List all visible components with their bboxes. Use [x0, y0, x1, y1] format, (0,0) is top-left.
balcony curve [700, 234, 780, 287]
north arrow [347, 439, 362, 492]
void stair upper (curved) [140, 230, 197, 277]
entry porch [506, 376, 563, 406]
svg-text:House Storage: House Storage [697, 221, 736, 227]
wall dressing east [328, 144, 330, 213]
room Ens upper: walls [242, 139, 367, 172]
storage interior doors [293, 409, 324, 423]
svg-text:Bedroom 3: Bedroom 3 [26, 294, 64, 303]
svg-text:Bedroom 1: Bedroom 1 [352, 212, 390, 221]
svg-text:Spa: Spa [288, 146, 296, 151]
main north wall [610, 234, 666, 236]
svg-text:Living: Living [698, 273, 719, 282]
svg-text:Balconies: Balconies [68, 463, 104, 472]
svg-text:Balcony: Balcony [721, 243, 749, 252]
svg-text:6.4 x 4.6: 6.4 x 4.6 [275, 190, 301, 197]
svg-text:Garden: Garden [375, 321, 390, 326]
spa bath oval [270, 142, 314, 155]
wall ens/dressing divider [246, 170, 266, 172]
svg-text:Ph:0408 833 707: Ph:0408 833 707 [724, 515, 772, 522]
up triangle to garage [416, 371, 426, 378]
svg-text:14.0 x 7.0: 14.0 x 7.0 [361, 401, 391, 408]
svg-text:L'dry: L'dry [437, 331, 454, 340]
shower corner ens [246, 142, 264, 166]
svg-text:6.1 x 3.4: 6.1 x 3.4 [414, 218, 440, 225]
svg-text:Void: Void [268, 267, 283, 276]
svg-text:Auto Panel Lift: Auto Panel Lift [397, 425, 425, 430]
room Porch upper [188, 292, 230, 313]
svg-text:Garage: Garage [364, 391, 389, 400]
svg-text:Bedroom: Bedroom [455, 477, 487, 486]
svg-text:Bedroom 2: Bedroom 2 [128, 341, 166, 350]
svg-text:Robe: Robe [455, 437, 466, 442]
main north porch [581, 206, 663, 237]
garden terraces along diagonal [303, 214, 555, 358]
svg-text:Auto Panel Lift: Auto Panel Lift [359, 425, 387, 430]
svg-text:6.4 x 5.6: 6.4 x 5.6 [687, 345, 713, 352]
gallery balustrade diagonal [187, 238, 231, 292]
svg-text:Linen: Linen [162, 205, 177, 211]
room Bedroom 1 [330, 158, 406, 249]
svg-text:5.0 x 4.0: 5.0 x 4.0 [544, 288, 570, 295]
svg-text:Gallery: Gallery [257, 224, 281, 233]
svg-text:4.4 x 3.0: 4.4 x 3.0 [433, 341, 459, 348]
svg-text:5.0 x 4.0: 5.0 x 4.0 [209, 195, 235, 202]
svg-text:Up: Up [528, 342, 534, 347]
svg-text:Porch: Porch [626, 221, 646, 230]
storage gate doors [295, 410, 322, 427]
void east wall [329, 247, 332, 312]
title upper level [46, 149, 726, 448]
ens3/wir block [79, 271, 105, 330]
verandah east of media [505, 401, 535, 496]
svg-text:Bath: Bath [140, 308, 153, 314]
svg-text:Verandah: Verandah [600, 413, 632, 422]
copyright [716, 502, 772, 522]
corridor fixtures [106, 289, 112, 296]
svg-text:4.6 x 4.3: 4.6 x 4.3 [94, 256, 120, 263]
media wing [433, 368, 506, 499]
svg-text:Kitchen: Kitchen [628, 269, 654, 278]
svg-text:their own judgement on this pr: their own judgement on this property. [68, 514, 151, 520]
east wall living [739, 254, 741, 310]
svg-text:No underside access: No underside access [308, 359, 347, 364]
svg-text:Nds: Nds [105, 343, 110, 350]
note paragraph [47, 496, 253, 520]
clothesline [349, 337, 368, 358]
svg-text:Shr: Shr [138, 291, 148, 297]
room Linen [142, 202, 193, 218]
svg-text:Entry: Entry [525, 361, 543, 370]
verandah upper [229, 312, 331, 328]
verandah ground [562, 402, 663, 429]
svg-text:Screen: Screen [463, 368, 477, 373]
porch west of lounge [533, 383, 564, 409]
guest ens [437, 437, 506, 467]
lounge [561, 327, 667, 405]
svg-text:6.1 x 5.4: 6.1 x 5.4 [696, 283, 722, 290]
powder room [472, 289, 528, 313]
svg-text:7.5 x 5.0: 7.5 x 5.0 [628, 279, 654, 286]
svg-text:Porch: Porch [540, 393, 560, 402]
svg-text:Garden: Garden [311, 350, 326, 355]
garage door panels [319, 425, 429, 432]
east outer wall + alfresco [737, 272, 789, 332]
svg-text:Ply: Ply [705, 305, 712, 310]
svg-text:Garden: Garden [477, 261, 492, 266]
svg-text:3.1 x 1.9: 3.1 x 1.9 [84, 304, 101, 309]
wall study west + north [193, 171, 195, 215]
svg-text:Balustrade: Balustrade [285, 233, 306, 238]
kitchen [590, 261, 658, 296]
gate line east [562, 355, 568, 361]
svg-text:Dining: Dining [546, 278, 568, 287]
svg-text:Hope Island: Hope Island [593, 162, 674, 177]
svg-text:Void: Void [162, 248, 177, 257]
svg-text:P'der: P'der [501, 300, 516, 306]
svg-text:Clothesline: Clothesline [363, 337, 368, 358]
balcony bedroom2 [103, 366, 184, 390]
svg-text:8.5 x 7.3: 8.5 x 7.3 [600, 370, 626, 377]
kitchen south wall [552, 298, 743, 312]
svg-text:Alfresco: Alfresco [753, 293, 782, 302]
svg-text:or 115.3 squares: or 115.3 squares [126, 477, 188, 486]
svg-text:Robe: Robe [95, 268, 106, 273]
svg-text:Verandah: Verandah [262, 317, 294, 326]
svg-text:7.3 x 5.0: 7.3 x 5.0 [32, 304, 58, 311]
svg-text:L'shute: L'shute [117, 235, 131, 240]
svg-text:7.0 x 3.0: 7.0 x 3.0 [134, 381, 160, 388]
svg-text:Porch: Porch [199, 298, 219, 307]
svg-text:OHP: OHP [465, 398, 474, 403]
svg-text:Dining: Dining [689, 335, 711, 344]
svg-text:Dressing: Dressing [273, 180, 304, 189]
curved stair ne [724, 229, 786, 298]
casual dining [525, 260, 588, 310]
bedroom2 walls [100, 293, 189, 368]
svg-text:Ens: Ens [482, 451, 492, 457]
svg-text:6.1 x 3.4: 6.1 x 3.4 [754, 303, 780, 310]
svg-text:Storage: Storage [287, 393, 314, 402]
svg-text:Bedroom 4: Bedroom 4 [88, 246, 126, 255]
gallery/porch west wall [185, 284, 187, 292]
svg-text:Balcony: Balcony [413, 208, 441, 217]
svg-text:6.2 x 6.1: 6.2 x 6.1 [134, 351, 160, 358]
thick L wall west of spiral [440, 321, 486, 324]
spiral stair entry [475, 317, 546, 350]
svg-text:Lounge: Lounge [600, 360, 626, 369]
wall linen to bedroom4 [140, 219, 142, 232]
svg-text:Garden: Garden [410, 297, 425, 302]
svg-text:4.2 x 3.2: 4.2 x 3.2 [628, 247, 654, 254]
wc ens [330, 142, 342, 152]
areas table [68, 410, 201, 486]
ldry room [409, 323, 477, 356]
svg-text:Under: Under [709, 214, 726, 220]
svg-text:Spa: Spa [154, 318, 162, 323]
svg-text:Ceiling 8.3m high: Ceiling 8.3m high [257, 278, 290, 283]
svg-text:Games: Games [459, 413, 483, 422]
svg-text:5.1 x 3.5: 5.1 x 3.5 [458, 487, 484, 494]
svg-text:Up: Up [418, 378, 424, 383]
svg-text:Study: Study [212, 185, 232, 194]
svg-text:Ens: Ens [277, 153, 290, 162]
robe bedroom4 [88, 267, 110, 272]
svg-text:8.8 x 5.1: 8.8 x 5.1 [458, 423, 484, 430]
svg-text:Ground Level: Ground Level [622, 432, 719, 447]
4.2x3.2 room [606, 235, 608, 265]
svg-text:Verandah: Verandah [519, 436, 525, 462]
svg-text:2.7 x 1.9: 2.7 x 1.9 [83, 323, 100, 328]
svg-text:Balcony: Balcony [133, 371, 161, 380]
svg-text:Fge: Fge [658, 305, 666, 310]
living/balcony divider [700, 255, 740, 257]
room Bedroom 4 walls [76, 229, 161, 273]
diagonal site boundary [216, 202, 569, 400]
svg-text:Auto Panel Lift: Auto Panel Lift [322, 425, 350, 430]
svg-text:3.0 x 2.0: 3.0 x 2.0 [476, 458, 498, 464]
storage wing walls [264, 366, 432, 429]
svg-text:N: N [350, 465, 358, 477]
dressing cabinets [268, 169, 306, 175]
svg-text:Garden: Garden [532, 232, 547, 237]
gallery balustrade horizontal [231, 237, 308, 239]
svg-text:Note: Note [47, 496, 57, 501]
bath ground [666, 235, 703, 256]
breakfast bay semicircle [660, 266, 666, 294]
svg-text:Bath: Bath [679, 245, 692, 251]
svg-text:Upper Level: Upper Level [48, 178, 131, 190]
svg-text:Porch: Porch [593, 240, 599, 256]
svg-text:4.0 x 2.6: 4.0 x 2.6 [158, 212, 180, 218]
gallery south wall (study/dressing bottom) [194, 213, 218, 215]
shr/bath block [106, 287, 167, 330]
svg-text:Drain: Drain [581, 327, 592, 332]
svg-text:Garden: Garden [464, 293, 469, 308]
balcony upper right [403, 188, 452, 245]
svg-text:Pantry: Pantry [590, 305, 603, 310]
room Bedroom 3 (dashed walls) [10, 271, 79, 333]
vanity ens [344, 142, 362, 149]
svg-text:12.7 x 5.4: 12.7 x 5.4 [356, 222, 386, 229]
=======
*任务要求:* 从条目的第一行起，到包含“svg-text:Garden: Garden [375, 321, 390, 326]”的那一行为止（含该行），将这些行逐字抄录下来。

*参考答案:*
List all visible components with their bboxes. Use [x0, y0, x1, y1] format, (0,0) is top-left.
balcony curve [700, 234, 780, 287]
north arrow [347, 439, 362, 492]
void stair upper (curved) [140, 230, 197, 277]
entry porch [506, 376, 563, 406]
svg-text:House Storage: House Storage [697, 221, 736, 227]
wall dressing east [328, 144, 330, 213]
room Ens upper: walls [242, 139, 367, 172]
storage interior doors [293, 409, 324, 423]
svg-text:Bedroom 3: Bedroom 3 [26, 294, 64, 303]
svg-text:Bedroom 1: Bedroom 1 [352, 212, 390, 221]
svg-text:Spa: Spa [288, 146, 296, 151]
main north wall [610, 234, 666, 236]
svg-text:Living: Living [698, 273, 719, 282]
svg-text:Balconies: Balconies [68, 463, 104, 472]
svg-text:Balcony: Balcony [721, 243, 749, 252]
svg-text:6.4 x 4.6: 6.4 x 4.6 [275, 190, 301, 197]
svg-text:Garden: Garden [375, 321, 390, 326]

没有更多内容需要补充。